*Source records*
########
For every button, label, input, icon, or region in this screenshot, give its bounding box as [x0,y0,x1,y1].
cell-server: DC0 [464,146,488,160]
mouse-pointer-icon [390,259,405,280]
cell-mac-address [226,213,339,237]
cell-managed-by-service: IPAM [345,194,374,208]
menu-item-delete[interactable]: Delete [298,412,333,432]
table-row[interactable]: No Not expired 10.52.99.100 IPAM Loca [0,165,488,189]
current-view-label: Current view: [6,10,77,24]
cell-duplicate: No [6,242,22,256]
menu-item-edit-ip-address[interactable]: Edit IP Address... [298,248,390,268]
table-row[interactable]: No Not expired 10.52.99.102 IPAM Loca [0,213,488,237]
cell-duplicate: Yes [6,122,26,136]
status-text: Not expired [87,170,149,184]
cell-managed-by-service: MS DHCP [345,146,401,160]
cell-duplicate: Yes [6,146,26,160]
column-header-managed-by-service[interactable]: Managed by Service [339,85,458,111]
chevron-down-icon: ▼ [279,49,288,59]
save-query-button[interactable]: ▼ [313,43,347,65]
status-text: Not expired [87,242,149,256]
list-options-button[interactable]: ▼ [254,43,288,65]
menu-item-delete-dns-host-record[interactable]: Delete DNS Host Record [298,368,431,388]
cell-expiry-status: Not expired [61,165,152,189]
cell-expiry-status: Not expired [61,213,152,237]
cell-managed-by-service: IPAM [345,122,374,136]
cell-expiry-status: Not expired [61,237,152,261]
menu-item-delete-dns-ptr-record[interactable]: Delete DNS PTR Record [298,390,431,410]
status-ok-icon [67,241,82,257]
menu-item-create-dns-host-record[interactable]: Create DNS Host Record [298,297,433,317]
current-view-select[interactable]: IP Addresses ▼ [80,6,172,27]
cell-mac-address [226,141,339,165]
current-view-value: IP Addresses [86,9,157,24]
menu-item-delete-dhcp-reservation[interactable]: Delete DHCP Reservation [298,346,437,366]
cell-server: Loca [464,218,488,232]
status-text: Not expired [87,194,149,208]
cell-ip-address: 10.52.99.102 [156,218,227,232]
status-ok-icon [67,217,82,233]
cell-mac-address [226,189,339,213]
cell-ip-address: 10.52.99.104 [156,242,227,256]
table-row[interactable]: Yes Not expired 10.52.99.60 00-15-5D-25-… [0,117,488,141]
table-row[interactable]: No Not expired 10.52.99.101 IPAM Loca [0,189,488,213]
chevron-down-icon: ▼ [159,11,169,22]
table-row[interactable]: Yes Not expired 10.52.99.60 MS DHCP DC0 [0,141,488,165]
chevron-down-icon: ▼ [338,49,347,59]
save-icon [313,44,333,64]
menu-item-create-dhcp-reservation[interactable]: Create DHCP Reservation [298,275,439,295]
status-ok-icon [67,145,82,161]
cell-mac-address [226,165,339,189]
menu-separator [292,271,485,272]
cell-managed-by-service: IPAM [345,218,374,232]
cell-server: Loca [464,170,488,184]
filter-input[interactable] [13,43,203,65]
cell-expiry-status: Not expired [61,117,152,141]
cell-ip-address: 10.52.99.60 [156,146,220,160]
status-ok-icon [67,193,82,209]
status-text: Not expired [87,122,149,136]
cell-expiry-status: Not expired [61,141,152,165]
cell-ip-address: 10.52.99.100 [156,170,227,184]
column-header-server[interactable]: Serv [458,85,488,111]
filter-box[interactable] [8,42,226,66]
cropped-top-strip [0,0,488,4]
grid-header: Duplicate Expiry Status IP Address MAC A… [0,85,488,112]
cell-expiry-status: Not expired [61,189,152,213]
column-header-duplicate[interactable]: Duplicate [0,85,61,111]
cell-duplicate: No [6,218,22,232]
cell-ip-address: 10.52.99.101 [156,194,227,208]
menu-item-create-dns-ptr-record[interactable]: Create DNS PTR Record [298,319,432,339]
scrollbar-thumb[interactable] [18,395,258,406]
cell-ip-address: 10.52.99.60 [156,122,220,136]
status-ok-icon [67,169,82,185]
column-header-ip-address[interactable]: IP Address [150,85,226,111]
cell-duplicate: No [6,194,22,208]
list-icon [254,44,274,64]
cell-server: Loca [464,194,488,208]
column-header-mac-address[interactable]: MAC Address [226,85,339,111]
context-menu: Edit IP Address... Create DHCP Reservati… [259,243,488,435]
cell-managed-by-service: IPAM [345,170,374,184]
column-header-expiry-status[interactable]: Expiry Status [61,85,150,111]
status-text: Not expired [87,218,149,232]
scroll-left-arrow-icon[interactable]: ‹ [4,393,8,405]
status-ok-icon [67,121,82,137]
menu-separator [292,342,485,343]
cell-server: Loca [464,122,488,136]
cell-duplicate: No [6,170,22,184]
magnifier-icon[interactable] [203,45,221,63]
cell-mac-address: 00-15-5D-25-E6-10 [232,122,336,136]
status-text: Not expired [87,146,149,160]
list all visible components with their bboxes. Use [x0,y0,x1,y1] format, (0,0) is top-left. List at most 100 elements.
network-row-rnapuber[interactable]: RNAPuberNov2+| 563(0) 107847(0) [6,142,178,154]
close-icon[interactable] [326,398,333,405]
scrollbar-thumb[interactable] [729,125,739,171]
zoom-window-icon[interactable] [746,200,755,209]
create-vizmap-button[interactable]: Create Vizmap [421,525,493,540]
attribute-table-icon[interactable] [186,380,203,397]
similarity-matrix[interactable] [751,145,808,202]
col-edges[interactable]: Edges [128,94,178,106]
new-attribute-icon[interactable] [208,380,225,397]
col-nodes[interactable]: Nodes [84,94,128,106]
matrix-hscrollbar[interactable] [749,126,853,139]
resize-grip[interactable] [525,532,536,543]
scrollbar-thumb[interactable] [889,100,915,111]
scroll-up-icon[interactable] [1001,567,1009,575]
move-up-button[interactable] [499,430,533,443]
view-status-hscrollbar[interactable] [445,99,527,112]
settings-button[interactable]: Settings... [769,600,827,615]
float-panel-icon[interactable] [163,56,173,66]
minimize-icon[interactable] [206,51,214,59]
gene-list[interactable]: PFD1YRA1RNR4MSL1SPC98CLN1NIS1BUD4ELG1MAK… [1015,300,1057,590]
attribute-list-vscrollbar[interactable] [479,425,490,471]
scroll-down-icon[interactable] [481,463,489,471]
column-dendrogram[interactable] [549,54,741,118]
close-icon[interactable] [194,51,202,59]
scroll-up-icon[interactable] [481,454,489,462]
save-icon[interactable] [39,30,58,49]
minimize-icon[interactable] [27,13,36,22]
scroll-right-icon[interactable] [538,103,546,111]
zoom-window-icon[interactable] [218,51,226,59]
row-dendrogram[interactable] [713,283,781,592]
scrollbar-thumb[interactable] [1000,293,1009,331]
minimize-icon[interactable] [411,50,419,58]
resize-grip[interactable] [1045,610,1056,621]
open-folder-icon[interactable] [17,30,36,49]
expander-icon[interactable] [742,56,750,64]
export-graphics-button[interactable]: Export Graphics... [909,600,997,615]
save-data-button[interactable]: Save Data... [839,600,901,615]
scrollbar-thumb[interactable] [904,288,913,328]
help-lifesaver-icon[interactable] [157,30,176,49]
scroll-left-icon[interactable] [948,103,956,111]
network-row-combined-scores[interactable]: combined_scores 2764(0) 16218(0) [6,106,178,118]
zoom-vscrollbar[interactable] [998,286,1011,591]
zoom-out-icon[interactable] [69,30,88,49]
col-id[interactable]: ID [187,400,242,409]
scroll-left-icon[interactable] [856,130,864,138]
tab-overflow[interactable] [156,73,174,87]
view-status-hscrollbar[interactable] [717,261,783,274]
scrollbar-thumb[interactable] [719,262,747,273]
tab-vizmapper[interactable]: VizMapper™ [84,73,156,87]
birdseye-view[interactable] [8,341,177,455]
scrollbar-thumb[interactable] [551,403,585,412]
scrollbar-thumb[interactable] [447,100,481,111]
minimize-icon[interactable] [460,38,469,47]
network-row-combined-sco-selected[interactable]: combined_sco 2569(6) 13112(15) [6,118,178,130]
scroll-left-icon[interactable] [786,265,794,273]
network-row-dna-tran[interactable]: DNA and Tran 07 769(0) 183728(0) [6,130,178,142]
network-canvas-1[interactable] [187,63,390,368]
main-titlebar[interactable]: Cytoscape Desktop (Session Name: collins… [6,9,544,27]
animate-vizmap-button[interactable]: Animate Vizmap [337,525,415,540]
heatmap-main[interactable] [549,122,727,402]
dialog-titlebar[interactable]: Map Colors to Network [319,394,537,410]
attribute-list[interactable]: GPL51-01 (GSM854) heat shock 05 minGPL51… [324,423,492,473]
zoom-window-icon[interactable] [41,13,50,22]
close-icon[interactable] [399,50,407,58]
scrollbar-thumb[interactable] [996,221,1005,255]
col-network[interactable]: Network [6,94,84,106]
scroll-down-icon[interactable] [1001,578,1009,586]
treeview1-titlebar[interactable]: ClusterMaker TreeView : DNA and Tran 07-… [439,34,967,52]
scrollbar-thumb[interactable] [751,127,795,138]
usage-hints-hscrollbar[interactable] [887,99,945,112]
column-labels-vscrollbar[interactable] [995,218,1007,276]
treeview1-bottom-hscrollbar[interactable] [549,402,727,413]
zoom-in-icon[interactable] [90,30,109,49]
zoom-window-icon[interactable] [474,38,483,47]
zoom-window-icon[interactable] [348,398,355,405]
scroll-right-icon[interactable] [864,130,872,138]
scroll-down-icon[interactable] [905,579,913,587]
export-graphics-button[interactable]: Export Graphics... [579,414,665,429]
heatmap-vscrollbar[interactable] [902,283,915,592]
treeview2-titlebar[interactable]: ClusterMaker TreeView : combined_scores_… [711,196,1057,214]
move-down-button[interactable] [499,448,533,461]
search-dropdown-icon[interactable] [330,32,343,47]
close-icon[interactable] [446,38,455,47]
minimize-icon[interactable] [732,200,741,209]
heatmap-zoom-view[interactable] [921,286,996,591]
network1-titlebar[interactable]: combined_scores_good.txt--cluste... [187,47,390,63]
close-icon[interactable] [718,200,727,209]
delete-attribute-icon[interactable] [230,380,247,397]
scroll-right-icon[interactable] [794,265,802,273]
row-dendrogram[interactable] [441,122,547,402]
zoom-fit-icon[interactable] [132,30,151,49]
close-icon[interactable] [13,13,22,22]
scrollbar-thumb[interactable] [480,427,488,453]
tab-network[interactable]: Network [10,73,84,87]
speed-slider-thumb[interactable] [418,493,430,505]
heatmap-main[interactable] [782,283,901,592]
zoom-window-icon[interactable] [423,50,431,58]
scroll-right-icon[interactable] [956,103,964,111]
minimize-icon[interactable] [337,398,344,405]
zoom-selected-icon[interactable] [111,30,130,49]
########
Reproduce the lines from the start of the records through the line containing "10.52.99.60 00-15-5D-25-… [0,117,488,141]", including that line.

For every button, label, input, icon, or region in this screenshot, give its bounding box as [x0,y0,x1,y1].
cell-server: DC0 [464,146,488,160]
mouse-pointer-icon [390,259,405,280]
cell-mac-address [226,213,339,237]
cell-managed-by-service: IPAM [345,194,374,208]
menu-item-delete[interactable]: Delete [298,412,333,432]
table-row[interactable]: No Not expired 10.52.99.100 IPAM Loca [0,165,488,189]
current-view-label: Current view: [6,10,77,24]
cell-duplicate: No [6,242,22,256]
menu-item-edit-ip-address[interactable]: Edit IP Address... [298,248,390,268]
table-row[interactable]: No Not expired 10.52.99.102 IPAM Loca [0,213,488,237]
cell-duplicate: Yes [6,122,26,136]
status-text: Not expired [87,170,149,184]
cell-managed-by-service: MS DHCP [345,146,401,160]
cell-duplicate: Yes [6,146,26,160]
column-header-managed-by-service[interactable]: Managed by Service [339,85,458,111]
chevron-down-icon: ▼ [279,49,288,59]
save-query-button[interactable]: ▼ [313,43,347,65]
status-text: Not expired [87,242,149,256]
list-options-button[interactable]: ▼ [254,43,288,65]
menu-item-delete-dns-host-record[interactable]: Delete DNS Host Record [298,368,431,388]
cell-expiry-status: Not expired [61,165,152,189]
cell-expiry-status: Not expired [61,213,152,237]
cell-managed-by-service: IPAM [345,122,374,136]
cell-expiry-status: Not expired [61,237,152,261]
menu-item-delete-dns-ptr-record[interactable]: Delete DNS PTR Record [298,390,431,410]
status-ok-icon [67,241,82,257]
menu-item-create-dns-host-record[interactable]: Create DNS Host Record [298,297,433,317]
current-view-select[interactable]: IP Addresses ▼ [80,6,172,27]
cell-mac-address [226,141,339,165]
current-view-value: IP Addresses [86,9,157,24]
menu-item-delete-dhcp-reservation[interactable]: Delete DHCP Reservation [298,346,437,366]
cell-server: Loca [464,218,488,232]
status-text: Not expired [87,194,149,208]
cell-ip-address: 10.52.99.102 [156,218,227,232]
status-ok-icon [67,217,82,233]
cell-mac-address [226,189,339,213]
cell-ip-address: 10.52.99.104 [156,242,227,256]
table-row[interactable]: Yes Not expired 10.52.99.60 00-15-5D-25-… [0,117,488,141]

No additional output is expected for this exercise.